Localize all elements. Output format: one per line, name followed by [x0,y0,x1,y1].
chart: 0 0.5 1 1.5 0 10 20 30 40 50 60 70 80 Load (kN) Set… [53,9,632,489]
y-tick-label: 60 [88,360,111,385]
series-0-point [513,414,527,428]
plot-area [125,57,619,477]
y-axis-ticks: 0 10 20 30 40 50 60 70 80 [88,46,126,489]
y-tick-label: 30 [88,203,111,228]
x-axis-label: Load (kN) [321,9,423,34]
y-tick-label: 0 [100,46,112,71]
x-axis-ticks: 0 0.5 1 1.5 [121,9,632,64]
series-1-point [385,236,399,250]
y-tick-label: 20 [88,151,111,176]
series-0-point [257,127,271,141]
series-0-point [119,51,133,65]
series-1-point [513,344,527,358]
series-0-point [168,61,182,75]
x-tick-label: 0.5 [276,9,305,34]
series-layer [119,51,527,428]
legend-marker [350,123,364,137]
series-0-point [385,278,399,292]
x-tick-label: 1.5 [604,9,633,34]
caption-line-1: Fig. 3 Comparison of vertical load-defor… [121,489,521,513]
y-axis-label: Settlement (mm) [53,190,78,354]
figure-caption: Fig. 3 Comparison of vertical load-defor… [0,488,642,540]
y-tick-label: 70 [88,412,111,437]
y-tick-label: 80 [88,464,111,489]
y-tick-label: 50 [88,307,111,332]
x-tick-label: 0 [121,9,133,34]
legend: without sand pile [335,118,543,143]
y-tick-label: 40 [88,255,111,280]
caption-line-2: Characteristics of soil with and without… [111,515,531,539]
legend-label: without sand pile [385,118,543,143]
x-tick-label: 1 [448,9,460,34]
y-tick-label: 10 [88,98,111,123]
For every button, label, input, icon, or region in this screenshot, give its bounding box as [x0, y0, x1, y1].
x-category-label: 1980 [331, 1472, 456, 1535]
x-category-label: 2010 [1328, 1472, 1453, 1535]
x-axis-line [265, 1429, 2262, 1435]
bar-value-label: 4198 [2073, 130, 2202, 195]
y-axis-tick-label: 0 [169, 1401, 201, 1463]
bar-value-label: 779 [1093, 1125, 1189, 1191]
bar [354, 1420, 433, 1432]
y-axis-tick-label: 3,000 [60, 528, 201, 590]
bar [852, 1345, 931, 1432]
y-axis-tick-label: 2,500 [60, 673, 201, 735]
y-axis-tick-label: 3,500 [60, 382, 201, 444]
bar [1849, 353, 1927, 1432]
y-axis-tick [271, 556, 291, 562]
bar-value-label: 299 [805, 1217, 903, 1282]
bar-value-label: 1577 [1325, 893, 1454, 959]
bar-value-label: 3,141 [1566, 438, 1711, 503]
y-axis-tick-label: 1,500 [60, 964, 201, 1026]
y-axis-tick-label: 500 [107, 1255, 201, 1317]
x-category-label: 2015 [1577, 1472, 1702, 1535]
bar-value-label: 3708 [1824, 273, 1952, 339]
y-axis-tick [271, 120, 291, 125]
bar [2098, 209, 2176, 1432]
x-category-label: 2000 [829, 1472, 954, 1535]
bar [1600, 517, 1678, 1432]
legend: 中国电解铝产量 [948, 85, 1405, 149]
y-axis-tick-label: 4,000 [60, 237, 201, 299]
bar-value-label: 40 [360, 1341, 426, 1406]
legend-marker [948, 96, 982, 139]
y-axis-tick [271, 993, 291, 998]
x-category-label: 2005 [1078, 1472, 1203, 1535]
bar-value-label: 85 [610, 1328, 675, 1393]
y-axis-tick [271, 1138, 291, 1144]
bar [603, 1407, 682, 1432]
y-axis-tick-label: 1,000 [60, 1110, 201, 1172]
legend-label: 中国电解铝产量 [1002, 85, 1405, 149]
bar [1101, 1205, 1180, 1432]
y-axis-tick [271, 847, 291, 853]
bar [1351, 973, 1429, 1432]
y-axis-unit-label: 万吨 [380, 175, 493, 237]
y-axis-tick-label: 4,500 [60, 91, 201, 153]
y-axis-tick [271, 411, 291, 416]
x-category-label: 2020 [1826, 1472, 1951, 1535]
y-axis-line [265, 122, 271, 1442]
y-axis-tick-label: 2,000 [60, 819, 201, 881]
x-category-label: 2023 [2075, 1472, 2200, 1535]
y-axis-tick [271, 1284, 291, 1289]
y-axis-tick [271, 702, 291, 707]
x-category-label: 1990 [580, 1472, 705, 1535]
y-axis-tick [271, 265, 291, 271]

**Given problem:** Put the lines from the start of the entries through the line containing "y-tick-label: 10 [88,98,111,123]", both included, into a JSON list of strings with one string per line and blank lines left out.

**Output of the exercise:**
[
  "Localize all elements. Output format: one per line, name followed by [x0,y0,x1,y1].",
  "chart: 0 0.5 1 1.5 0 10 20 30 40 50 60 70 80 Load (kN) Set… [53,9,632,489]",
  "y-tick-label: 60 [88,360,111,385]",
  "series-0-point [513,414,527,428]",
  "plot-area [125,57,619,477]",
  "y-axis-ticks: 0 10 20 30 40 50 60 70 80 [88,46,126,489]",
  "y-tick-label: 30 [88,203,111,228]",
  "x-axis-label: Load (kN) [321,9,423,34]",
  "y-tick-label: 0 [100,46,112,71]",
  "x-axis-ticks: 0 0.5 1 1.5 [121,9,632,64]",
  "series-1-point [385,236,399,250]",
  "y-tick-label: 20 [88,151,111,176]",
  "series-0-point [257,127,271,141]",
  "series-0-point [119,51,133,65]",
  "series-1-point [513,344,527,358]",
  "series-0-point [168,61,182,75]",
  "x-tick-label: 0.5 [276,9,305,34]",
  "series-layer [119,51,527,428]",
  "legend-marker [350,123,364,137]",
  "series-0-point [385,278,399,292]",
  "x-tick-label: 1.5 [604,9,633,34]",
  "caption-line-1: Fig. 3 Comparison of vertical load-defor… [121,489,521,513]",
  "y-axis-label: Settlement (mm) [53,190,78,354]",
  "figure-caption: Fig. 3 Comparison of vertical load-defor… [0,488,642,540]",
  "y-tick-label: 70 [88,412,111,437]",
  "y-tick-label: 80 [88,464,111,489]",
  "y-tick-label: 50 [88,307,111,332]",
  "x-tick-label: 0 [121,9,133,34]",
  "legend: without sand pile [335,118,543,143]",
  "y-tick-label: 40 [88,255,111,280]",
  "caption-line-2: Characteristics of soil with and without… [111,515,531,539]",
  "legend-label: without sand pile [385,118,543,143]",
  "x-tick-label: 1 [448,9,460,34]",
  "y-tick-label: 10 [88,98,111,123]"
]